Do this: Set out every line below as a numbered list, leaving out any blank lines.
___ Supplied material ___
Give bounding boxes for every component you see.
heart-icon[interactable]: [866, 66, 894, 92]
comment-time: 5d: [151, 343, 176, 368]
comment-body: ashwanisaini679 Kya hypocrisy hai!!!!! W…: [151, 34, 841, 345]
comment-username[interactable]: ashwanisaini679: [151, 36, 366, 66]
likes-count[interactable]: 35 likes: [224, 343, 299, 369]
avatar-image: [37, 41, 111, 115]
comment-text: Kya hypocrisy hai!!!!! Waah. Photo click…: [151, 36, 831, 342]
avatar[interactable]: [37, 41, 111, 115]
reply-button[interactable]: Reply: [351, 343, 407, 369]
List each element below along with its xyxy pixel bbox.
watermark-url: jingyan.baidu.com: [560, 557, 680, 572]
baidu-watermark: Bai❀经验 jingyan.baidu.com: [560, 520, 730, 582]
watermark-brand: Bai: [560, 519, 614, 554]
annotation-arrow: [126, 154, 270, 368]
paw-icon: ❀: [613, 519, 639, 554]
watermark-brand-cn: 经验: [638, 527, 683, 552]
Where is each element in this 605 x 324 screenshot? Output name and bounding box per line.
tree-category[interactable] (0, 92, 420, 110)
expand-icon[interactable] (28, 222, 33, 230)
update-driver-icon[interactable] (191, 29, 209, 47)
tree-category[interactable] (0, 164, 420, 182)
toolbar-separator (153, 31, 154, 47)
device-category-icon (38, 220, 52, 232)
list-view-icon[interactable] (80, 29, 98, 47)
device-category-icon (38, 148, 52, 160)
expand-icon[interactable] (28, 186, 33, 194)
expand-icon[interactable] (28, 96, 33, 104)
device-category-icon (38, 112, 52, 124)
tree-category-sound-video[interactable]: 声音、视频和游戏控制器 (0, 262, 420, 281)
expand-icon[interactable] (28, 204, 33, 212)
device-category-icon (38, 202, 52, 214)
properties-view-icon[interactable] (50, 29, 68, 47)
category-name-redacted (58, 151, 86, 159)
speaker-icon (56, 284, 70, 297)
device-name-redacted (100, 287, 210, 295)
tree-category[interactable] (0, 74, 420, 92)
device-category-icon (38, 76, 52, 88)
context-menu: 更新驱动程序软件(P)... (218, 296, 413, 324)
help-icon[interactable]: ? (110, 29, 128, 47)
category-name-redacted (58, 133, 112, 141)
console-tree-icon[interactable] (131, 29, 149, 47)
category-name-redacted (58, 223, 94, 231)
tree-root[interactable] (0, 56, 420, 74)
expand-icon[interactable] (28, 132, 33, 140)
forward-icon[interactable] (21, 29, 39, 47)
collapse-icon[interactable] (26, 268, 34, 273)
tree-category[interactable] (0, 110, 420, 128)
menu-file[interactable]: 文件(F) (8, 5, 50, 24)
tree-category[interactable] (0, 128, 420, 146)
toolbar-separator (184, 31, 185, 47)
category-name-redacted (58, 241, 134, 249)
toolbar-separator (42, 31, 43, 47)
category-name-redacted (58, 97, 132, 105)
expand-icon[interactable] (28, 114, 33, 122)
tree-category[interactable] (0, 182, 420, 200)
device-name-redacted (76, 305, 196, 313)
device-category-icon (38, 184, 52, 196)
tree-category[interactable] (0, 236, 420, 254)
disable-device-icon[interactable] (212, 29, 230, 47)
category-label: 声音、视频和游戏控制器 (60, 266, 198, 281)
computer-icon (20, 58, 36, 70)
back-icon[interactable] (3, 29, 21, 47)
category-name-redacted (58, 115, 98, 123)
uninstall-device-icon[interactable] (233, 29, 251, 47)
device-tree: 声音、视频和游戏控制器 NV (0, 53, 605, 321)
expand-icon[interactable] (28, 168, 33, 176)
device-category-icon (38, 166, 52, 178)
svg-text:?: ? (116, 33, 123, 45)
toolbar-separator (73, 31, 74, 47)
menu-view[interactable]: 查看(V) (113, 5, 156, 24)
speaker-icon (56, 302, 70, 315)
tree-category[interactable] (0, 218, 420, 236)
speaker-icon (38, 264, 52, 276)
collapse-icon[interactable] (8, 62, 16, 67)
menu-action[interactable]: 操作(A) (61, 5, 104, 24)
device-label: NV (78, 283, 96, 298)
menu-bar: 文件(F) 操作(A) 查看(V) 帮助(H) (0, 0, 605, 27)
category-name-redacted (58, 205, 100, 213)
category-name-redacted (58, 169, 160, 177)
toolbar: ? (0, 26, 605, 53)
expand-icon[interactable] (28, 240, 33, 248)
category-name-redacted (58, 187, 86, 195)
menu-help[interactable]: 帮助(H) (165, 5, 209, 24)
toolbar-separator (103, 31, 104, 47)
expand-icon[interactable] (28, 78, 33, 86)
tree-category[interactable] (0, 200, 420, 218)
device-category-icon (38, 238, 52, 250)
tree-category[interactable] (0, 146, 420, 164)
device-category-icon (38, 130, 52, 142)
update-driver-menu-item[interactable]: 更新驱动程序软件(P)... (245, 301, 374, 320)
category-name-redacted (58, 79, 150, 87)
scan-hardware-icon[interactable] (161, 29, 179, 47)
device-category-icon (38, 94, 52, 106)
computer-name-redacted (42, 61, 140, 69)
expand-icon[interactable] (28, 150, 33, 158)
___
Result:
1. Give bounding boxes for every component you see.
2. heart-icon[interactable]: [866, 66, 894, 92]
3. comment-time: 5d: [151, 343, 176, 368]
4. comment-body: ashwanisaini679 Kya hypocrisy hai!!!!! W…: [151, 34, 841, 345]
5. comment-username[interactable]: ashwanisaini679: [151, 36, 366, 66]
6. likes-count[interactable]: 35 likes: [224, 343, 299, 369]
7. avatar-image: [37, 41, 111, 115]
8. comment-text: Kya hypocrisy hai!!!!! Waah. Photo click…: [151, 36, 831, 342]
9. avatar[interactable]: [37, 41, 111, 115]
10. reply-button[interactable]: Reply: [351, 343, 407, 369]
11. List each element below along with its xyxy pixel bbox.
12. watermark-url: jingyan.baidu.com: [560, 557, 680, 572]
13. baidu-watermark: Bai❀经验 jingyan.baidu.com: [560, 520, 730, 582]
14. watermark-brand: Bai: [560, 519, 614, 554]
15. annotation-arrow: [126, 154, 270, 368]
16. paw-icon: ❀: [613, 519, 639, 554]
17. watermark-brand-cn: 经验: [638, 527, 683, 552]
18. Where is each element in this 605 x 324 screenshot? Output name and bounding box per line.
19. tree-category[interactable] (0, 92, 420, 110)
20. expand-icon[interactable] (28, 222, 33, 230)
21. update-driver-icon[interactable] (191, 29, 209, 47)
22. tree-category[interactable] (0, 164, 420, 182)
23. toolbar-separator (153, 31, 154, 47)
24. device-category-icon (38, 220, 52, 232)
25. list-view-icon[interactable] (80, 29, 98, 47)
26. device-category-icon (38, 148, 52, 160)
27. expand-icon[interactable] (28, 186, 33, 194)
28. expand-icon[interactable] (28, 96, 33, 104)
29. device-category-icon (38, 112, 52, 124)
30. tree-category-sound-video[interactable]: 声音、视频和游戏控制器 (0, 262, 420, 281)
31. expand-icon[interactable] (28, 204, 33, 212)
32. device-category-icon (38, 202, 52, 214)
33. properties-view-icon[interactable] (50, 29, 68, 47)
34. category-name-redacted (58, 151, 86, 159)
35. speaker-icon (56, 284, 70, 297)
36. device-name-redacted (100, 287, 210, 295)
37. tree-category[interactable] (0, 74, 420, 92)
38. device-category-icon (38, 76, 52, 88)
39. context-menu: 更新驱动程序软件(P)... (218, 296, 413, 324)
40. help-icon[interactable]: ? (110, 29, 128, 47)
41. category-name-redacted (58, 133, 112, 141)
42. console-tree-icon[interactable] (131, 29, 149, 47)
43. category-name-redacted (58, 223, 94, 231)
44. tree-root[interactable] (0, 56, 420, 74)
45. expand-icon[interactable] (28, 132, 33, 140)
46. forward-icon[interactable] (21, 29, 39, 47)
47. collapse-icon[interactable] (26, 268, 34, 273)
48. tree-category[interactable] (0, 110, 420, 128)
49. menu-file[interactable]: 文件(F) (8, 5, 50, 24)
50. tree-category[interactable] (0, 128, 420, 146)
51. toolbar-separator (184, 31, 185, 47)
52. category-name-redacted (58, 241, 134, 249)
53. toolbar-separator (42, 31, 43, 47)
54. category-name-redacted (58, 97, 132, 105)
55. expand-icon[interactable] (28, 114, 33, 122)
56. tree-category[interactable] (0, 182, 420, 200)
57. device-name-redacted (76, 305, 196, 313)
58. device-category-icon (38, 184, 52, 196)
59. tree-category[interactable] (0, 236, 420, 254)
60. disable-device-icon[interactable] (212, 29, 230, 47)
61. category-label: 声音、视频和游戏控制器 (60, 266, 198, 281)
62. computer-icon (20, 58, 36, 70)
63. back-icon[interactable] (3, 29, 21, 47)
64. category-name-redacted (58, 115, 98, 123)
65. uninstall-device-icon[interactable] (233, 29, 251, 47)
66. device-tree: 声音、视频和游戏控制器 NV (0, 53, 605, 321)
67. expand-icon[interactable] (28, 168, 33, 176)
68. device-category-icon (38, 166, 52, 178)
69. svg-text:?: ? (116, 33, 123, 45)
70. toolbar-separator (73, 31, 74, 47)
71. menu-view[interactable]: 查看(V) (113, 5, 156, 24)
72. speaker-icon (56, 302, 70, 315)
73. tree-category[interactable] (0, 218, 420, 236)
74. speaker-icon (38, 264, 52, 276)
75. collapse-icon[interactable] (8, 62, 16, 67)
76. menu-action[interactable]: 操作(A) (61, 5, 104, 24)
77. device-label: NV (78, 283, 96, 298)
78. menu-bar: 文件(F) 操作(A) 查看(V) 帮助(H) (0, 0, 605, 27)
79. category-name-redacted (58, 205, 100, 213)
80. category-name-redacted (58, 169, 160, 177)
81. toolbar: ? (0, 26, 605, 53)
82. expand-icon[interactable] (28, 240, 33, 248)
83. category-name-redacted (58, 187, 86, 195)
84. menu-help[interactable]: 帮助(H) (165, 5, 209, 24)
85. toolbar-separator (103, 31, 104, 47)
86. expand-icon[interactable] (28, 78, 33, 86)
87. tree-category[interactable] (0, 200, 420, 218)
88. device-category-icon (38, 238, 52, 250)
89. tree-category[interactable] (0, 146, 420, 164)
90. device-category-icon (38, 130, 52, 142)
91. update-driver-menu-item[interactable]: 更新驱动程序软件(P)... (245, 301, 374, 320)
92. category-name-redacted (58, 79, 150, 87)
93. scan-hardware-icon[interactable] (161, 29, 179, 47)
94. device-category-icon (38, 94, 52, 106)
95. computer-name-redacted (42, 61, 140, 69)
96. expand-icon[interactable] (28, 150, 33, 158)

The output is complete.